### Data for this task:
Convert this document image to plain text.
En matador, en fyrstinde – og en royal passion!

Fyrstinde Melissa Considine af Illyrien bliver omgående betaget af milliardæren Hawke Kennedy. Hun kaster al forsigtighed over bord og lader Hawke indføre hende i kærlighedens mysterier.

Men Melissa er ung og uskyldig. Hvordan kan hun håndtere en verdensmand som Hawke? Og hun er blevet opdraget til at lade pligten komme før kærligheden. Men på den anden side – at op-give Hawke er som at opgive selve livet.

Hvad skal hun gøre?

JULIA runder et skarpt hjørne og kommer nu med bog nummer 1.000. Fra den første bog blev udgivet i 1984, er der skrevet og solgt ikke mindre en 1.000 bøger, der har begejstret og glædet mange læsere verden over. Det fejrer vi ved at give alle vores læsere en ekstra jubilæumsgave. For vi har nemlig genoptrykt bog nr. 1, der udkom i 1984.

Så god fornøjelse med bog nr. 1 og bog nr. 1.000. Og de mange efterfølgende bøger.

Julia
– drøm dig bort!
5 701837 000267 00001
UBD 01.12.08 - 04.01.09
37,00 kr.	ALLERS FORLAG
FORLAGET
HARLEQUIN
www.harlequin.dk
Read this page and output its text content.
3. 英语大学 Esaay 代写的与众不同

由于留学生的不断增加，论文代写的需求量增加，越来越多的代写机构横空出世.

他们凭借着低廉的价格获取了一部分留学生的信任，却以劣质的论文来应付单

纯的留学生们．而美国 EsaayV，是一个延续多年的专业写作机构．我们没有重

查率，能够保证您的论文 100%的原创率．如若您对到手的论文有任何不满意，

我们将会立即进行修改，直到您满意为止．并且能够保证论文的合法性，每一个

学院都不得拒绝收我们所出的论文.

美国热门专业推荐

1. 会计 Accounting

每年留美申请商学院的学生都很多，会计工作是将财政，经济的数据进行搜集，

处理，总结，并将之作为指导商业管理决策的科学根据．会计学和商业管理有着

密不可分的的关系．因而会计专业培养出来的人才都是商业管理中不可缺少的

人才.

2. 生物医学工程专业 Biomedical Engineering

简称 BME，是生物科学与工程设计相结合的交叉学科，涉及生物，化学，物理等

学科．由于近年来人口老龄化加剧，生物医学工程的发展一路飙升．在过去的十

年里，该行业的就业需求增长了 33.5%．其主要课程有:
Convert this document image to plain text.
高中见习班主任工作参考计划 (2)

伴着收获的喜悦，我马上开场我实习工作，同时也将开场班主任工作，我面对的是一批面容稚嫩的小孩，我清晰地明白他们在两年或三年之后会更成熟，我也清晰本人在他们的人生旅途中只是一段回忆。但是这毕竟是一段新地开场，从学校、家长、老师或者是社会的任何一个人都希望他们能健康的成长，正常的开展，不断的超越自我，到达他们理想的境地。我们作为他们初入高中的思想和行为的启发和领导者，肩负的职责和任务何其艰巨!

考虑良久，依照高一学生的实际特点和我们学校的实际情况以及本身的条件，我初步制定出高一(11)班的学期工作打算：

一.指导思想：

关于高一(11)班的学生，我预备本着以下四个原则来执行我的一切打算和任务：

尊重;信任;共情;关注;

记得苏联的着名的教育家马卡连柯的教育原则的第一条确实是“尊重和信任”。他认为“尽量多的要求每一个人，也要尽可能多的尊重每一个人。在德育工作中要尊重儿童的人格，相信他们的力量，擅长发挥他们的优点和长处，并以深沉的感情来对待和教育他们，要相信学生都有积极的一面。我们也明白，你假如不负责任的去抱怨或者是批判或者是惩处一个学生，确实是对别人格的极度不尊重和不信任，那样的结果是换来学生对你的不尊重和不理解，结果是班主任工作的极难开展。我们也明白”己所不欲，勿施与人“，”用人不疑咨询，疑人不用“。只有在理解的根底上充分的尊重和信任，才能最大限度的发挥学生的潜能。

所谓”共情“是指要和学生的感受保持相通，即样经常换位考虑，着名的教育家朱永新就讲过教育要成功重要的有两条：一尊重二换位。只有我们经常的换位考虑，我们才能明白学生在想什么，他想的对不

### Set problem:
Transcribe the whole listing exactly.

### Exercise output:
Convert this document image to plain text.
En matador, en fyrstinde – og en royal passion!

Fyrstinde Melissa Considine af Illyrien bliver omgående betaget af milliardæren Hawke Kennedy. Hun kaster al forsigtighed over bord og lader Hawke indføre hende i kærlighedens mysterier.

Men Melissa er ung og uskyldig. Hvordan kan hun håndtere en verdensmand som Hawke? Og hun er blevet opdraget til at lade pligten komme før kærligheden. Men på den anden side – at op-give Hawke er som at opgive selve livet.

Hvad skal hun gøre?

JULIA runder et skarpt hjørne og kommer nu med bog nummer 1.000. Fra den første bog blev udgivet i 1984, er der skrevet og solgt ikke mindre en 1.000 bøger, der har begejstret og glædet mange læsere verden over. Det fejrer vi ved at give alle vores læsere en ekstra jubilæumsgave. For vi har nemlig genoptrykt bog nr. 1, der udkom i 1984.

Så god fornøjelse med bog nr. 1 og bog nr. 1.000. Og de mange efterfølgende bøger.

Julia
– drøm dig bort!
5 701837 000267 00001
UBD 01.12.08 - 04.01.09
37,00 kr.	ALLERS FORLAG
FORLAGET
HARLEQUIN
www.harlequin.dk
Read this page and output its text content.
3. 英语大学 Esaay 代写的与众不同

由于留学生的不断增加，论文代写的需求量增加，越来越多的代写机构横空出世.

他们凭借着低廉的价格获取了一部分留学生的信任，却以劣质的论文来应付单

纯的留学生们．而美国 EsaayV，是一个延续多年的专业写作机构．我们没有重

查率，能够保证您的论文 100%的原创率．如若您对到手的论文有任何不满意，

我们将会立即进行修改，直到您满意为止．并且能够保证论文的合法性，每一个

学院都不得拒绝收我们所出的论文.

美国热门专业推荐

1. 会计 Accounting

每年留美申请商学院的学生都很多，会计工作是将财政，经济的数据进行搜集，

处理，总结，并将之作为指导商业管理决策的科学根据．会计学和商业管理有着

密不可分的的关系．因而会计专业培养出来的人才都是商业管理中不可缺少的

人才.

2. 生物医学工程专业 Biomedical Engineering

简称 BME，是生物科学与工程设计相结合的交叉学科，涉及生物，化学，物理等

学科．由于近年来人口老龄化加剧，生物医学工程的发展一路飙升．在过去的十

年里，该行业的就业需求增长了 33.5%．其主要课程有:
Convert this document image to plain text.
高中见习班主任工作参考计划 (2)

伴着收获的喜悦，我马上开场我实习工作，同时也将开场班主任工作，我面对的是一批面容稚嫩的小孩，我清晰地明白他们在两年或三年之后会更成熟，我也清晰本人在他们的人生旅途中只是一段回忆。但是这毕竟是一段新地开场，从学校、家长、老师或者是社会的任何一个人都希望他们能健康的成长，正常的开展，不断的超越自我，到达他们理想的境地。我们作为他们初入高中的思想和行为的启发和领导者，肩负的职责和任务何其艰巨!

考虑良久，依照高一学生的实际特点和我们学校的实际情况以及本身的条件，我初步制定出高一(11)班的学期工作打算：

一.指导思想：

关于高一(11)班的学生，我预备本着以下四个原则来执行我的一切打算和任务：

尊重;信任;共情;关注;

记得苏联的着名的教育家马卡连柯的教育原则的第一条确实是“尊重和信任”。他认为“尽量多的要求每一个人，也要尽可能多的尊重每一个人。在德育工作中要尊重儿童的人格，相信他们的力量，擅长发挥他们的优点和长处，并以深沉的感情来对待和教育他们，要相信学生都有积极的一面。我们也明白，你假如不负责任的去抱怨或者是批判或者是惩处一个学生，确实是对别人格的极度不尊重和不信任，那样的结果是换来学生对你的不尊重和不理解，结果是班主任工作的极难开展。我们也明白”己所不欲，勿施与人“，”用人不疑咨询，疑人不用“。只有在理解的根底上充分的尊重和信任，才能最大限度的发挥学生的潜能。

所谓”共情“是指要和学生的感受保持相通，即样经常换位考虑，着名的教育家朱永新就讲过教育要成功重要的有两条：一尊重二换位。只有我们经常的换位考虑，我们才能明白学生在想什么，他想的对不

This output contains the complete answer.